**Records from a data collection**
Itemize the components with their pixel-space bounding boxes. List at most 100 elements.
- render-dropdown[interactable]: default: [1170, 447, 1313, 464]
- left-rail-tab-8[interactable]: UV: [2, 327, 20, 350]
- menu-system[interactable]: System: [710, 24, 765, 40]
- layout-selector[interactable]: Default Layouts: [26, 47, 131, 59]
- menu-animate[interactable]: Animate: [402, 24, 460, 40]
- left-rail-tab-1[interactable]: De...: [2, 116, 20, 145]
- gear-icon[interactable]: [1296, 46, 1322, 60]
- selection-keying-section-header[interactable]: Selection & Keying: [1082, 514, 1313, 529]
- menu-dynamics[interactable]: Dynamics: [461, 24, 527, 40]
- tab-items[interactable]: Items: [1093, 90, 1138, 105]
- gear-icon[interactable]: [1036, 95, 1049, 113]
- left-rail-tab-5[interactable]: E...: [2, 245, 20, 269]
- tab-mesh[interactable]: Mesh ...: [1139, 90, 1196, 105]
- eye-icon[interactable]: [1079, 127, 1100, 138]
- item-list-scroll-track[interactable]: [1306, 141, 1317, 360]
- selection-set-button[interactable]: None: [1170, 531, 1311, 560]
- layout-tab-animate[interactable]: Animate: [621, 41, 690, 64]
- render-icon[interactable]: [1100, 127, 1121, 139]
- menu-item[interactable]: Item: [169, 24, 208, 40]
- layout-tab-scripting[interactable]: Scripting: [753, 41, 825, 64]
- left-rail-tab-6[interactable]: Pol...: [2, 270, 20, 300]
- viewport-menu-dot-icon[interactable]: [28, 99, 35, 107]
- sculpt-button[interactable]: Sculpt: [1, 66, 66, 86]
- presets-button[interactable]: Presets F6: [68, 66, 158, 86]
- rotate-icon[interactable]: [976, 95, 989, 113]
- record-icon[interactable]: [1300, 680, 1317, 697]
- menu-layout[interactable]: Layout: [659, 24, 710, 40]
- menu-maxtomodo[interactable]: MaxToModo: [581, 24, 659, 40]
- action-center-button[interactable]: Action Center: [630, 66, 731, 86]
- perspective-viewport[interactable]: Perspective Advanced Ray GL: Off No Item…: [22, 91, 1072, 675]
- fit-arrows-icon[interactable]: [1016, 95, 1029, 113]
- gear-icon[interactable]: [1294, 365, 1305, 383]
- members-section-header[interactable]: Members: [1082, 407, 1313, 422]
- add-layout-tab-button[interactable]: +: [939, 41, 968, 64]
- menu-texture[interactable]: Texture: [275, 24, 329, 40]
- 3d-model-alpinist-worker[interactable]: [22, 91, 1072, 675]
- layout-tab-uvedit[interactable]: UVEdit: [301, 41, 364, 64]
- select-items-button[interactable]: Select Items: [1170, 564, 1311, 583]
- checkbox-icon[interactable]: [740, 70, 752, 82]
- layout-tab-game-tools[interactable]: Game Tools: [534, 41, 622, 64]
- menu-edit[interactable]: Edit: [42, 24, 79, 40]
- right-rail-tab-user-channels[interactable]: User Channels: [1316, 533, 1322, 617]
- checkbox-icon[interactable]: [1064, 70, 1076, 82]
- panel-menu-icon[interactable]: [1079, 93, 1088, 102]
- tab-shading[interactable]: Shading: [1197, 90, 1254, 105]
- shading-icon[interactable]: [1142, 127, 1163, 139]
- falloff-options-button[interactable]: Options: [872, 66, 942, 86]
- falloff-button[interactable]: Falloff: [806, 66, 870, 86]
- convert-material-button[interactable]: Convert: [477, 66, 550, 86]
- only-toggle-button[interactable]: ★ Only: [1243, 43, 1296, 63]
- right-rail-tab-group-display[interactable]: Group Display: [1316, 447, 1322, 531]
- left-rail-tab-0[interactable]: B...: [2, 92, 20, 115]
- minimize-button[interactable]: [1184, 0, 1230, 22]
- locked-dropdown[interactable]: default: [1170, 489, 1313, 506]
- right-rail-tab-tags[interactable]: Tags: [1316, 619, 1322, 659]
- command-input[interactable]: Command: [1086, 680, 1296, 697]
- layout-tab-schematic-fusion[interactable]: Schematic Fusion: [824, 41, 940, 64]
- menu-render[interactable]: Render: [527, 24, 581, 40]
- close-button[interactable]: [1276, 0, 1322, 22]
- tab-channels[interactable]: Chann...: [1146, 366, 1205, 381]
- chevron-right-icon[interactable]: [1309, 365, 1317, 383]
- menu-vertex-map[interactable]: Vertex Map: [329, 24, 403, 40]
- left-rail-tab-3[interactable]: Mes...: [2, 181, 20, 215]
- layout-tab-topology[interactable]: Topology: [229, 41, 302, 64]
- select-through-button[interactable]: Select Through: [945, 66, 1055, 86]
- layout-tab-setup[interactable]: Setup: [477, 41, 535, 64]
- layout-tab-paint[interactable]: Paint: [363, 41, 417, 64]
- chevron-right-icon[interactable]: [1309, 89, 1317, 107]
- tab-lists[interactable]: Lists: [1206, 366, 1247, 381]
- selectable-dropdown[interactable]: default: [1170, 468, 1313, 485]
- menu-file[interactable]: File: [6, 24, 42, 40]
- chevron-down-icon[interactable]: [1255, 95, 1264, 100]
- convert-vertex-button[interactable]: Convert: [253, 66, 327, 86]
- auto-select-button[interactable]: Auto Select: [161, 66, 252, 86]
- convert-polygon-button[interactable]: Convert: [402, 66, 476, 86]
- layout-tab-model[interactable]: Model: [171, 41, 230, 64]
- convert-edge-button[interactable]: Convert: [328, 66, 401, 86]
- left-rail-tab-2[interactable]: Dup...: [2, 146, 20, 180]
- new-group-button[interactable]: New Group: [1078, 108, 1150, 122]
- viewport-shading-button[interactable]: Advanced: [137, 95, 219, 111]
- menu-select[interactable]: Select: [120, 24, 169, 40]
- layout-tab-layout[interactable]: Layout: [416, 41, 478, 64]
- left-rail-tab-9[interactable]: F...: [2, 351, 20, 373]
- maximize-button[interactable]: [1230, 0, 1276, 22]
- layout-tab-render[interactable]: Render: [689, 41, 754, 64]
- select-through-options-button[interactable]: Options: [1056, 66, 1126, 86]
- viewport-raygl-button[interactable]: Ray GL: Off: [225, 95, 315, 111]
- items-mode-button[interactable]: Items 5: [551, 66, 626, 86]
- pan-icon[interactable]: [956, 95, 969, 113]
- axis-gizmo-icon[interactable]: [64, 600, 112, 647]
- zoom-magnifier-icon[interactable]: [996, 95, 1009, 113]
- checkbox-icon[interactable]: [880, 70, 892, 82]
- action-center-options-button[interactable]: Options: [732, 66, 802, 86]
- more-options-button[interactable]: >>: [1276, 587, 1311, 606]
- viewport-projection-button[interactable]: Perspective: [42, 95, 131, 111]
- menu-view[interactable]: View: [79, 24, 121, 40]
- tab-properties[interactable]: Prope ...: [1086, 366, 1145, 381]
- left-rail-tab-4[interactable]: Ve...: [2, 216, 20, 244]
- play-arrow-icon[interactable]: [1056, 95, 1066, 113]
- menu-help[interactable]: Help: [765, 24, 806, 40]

**What is expected**
Give all the data again with every "gear-icon" switched to "settings-icon". Change nothing else.

**Result below**
Itemize the components with their pixel-space bounding boxes. List at most 100 elements.
- render-dropdown[interactable]: default: [1170, 447, 1313, 464]
- left-rail-tab-8[interactable]: UV: [2, 327, 20, 350]
- menu-system[interactable]: System: [710, 24, 765, 40]
- layout-selector[interactable]: Default Layouts: [26, 47, 131, 59]
- menu-animate[interactable]: Animate: [402, 24, 460, 40]
- left-rail-tab-1[interactable]: De...: [2, 116, 20, 145]
- settings-icon[interactable]: [1296, 46, 1322, 60]
- selection-keying-section-header[interactable]: Selection & Keying: [1082, 514, 1313, 529]
- menu-dynamics[interactable]: Dynamics: [461, 24, 527, 40]
- tab-items[interactable]: Items: [1093, 90, 1138, 105]
- settings-icon[interactable]: [1036, 95, 1049, 113]
- left-rail-tab-5[interactable]: E...: [2, 245, 20, 269]
- tab-mesh[interactable]: Mesh ...: [1139, 90, 1196, 105]
- eye-icon[interactable]: [1079, 127, 1100, 138]
- item-list-scroll-track[interactable]: [1306, 141, 1317, 360]
- selection-set-button[interactable]: None: [1170, 531, 1311, 560]
- layout-tab-animate[interactable]: Animate: [621, 41, 690, 64]
- render-icon[interactable]: [1100, 127, 1121, 139]
- menu-item[interactable]: Item: [169, 24, 208, 40]
- layout-tab-scripting[interactable]: Scripting: [753, 41, 825, 64]
- left-rail-tab-6[interactable]: Pol...: [2, 270, 20, 300]
- viewport-menu-dot-icon[interactable]: [28, 99, 35, 107]
- sculpt-button[interactable]: Sculpt: [1, 66, 66, 86]
- presets-button[interactable]: Presets F6: [68, 66, 158, 86]
- rotate-icon[interactable]: [976, 95, 989, 113]
- record-icon[interactable]: [1300, 680, 1317, 697]
- menu-layout[interactable]: Layout: [659, 24, 710, 40]
- menu-maxtomodo[interactable]: MaxToModo: [581, 24, 659, 40]
- action-center-button[interactable]: Action Center: [630, 66, 731, 86]
- perspective-viewport[interactable]: Perspective Advanced Ray GL: Off No Item…: [22, 91, 1072, 675]
- fit-arrows-icon[interactable]: [1016, 95, 1029, 113]
- settings-icon[interactable]: [1294, 365, 1305, 383]
- members-section-header[interactable]: Members: [1082, 407, 1313, 422]
- add-layout-tab-button[interactable]: +: [939, 41, 968, 64]
- menu-texture[interactable]: Texture: [275, 24, 329, 40]
- 3d-model-alpinist-worker[interactable]: [22, 91, 1072, 675]
- layout-tab-uvedit[interactable]: UVEdit: [301, 41, 364, 64]
- select-items-button[interactable]: Select Items: [1170, 564, 1311, 583]
- checkbox-icon[interactable]: [740, 70, 752, 82]
- layout-tab-game-tools[interactable]: Game Tools: [534, 41, 622, 64]
- menu-edit[interactable]: Edit: [42, 24, 79, 40]
- right-rail-tab-user-channels[interactable]: User Channels: [1316, 533, 1322, 617]
- checkbox-icon[interactable]: [1064, 70, 1076, 82]
- panel-menu-icon[interactable]: [1079, 93, 1088, 102]
- tab-shading[interactable]: Shading: [1197, 90, 1254, 105]
- shading-icon[interactable]: [1142, 127, 1163, 139]
- falloff-options-button[interactable]: Options: [872, 66, 942, 86]
- falloff-button[interactable]: Falloff: [806, 66, 870, 86]
- convert-material-button[interactable]: Convert: [477, 66, 550, 86]
- only-toggle-button[interactable]: ★ Only: [1243, 43, 1296, 63]
- right-rail-tab-group-display[interactable]: Group Display: [1316, 447, 1322, 531]
- left-rail-tab-0[interactable]: B...: [2, 92, 20, 115]
- minimize-button[interactable]: [1184, 0, 1230, 22]
- locked-dropdown[interactable]: default: [1170, 489, 1313, 506]
- right-rail-tab-tags[interactable]: Tags: [1316, 619, 1322, 659]
- command-input[interactable]: Command: [1086, 680, 1296, 697]
- layout-tab-schematic-fusion[interactable]: Schematic Fusion: [824, 41, 940, 64]
- menu-render[interactable]: Render: [527, 24, 581, 40]
- close-button[interactable]: [1276, 0, 1322, 22]
- tab-channels[interactable]: Chann...: [1146, 366, 1205, 381]
- chevron-right-icon[interactable]: [1309, 365, 1317, 383]
- menu-vertex-map[interactable]: Vertex Map: [329, 24, 403, 40]
- left-rail-tab-3[interactable]: Mes...: [2, 181, 20, 215]
- layout-tab-topology[interactable]: Topology: [229, 41, 302, 64]
- select-through-button[interactable]: Select Through: [945, 66, 1055, 86]
- layout-tab-setup[interactable]: Setup: [477, 41, 535, 64]
- layout-tab-paint[interactable]: Paint: [363, 41, 417, 64]
- chevron-right-icon[interactable]: [1309, 89, 1317, 107]
- tab-lists[interactable]: Lists: [1206, 366, 1247, 381]
- selectable-dropdown[interactable]: default: [1170, 468, 1313, 485]
- menu-file[interactable]: File: [6, 24, 42, 40]
- chevron-down-icon[interactable]: [1255, 95, 1264, 100]
- convert-vertex-button[interactable]: Convert: [253, 66, 327, 86]
- auto-select-button[interactable]: Auto Select: [161, 66, 252, 86]
- convert-polygon-button[interactable]: Convert: [402, 66, 476, 86]
- layout-tab-model[interactable]: Model: [171, 41, 230, 64]
- convert-edge-button[interactable]: Convert: [328, 66, 401, 86]
- left-rail-tab-2[interactable]: Dup...: [2, 146, 20, 180]
- new-group-button[interactable]: New Group: [1078, 108, 1150, 122]
- viewport-shading-button[interactable]: Advanced: [137, 95, 219, 111]
- menu-select[interactable]: Select: [120, 24, 169, 40]
- layout-tab-layout[interactable]: Layout: [416, 41, 478, 64]
- left-rail-tab-9[interactable]: F...: [2, 351, 20, 373]
- maximize-button[interactable]: [1230, 0, 1276, 22]
- layout-tab-render[interactable]: Render: [689, 41, 754, 64]
- select-through-options-button[interactable]: Options: [1056, 66, 1126, 86]
- viewport-raygl-button[interactable]: Ray GL: Off: [225, 95, 315, 111]
- items-mode-button[interactable]: Items 5: [551, 66, 626, 86]
- pan-icon[interactable]: [956, 95, 969, 113]
- axis-gizmo-icon[interactable]: [64, 600, 112, 647]
- zoom-magnifier-icon[interactable]: [996, 95, 1009, 113]
- checkbox-icon[interactable]: [880, 70, 892, 82]
- action-center-options-button[interactable]: Options: [732, 66, 802, 86]
- more-options-button[interactable]: >>: [1276, 587, 1311, 606]
- viewport-projection-button[interactable]: Perspective: [42, 95, 131, 111]
- menu-view[interactable]: View: [79, 24, 121, 40]
- tab-properties[interactable]: Prope ...: [1086, 366, 1145, 381]
- left-rail-tab-4[interactable]: Ve...: [2, 216, 20, 244]
- play-arrow-icon[interactable]: [1056, 95, 1066, 113]
- menu-help[interactable]: Help: [765, 24, 806, 40]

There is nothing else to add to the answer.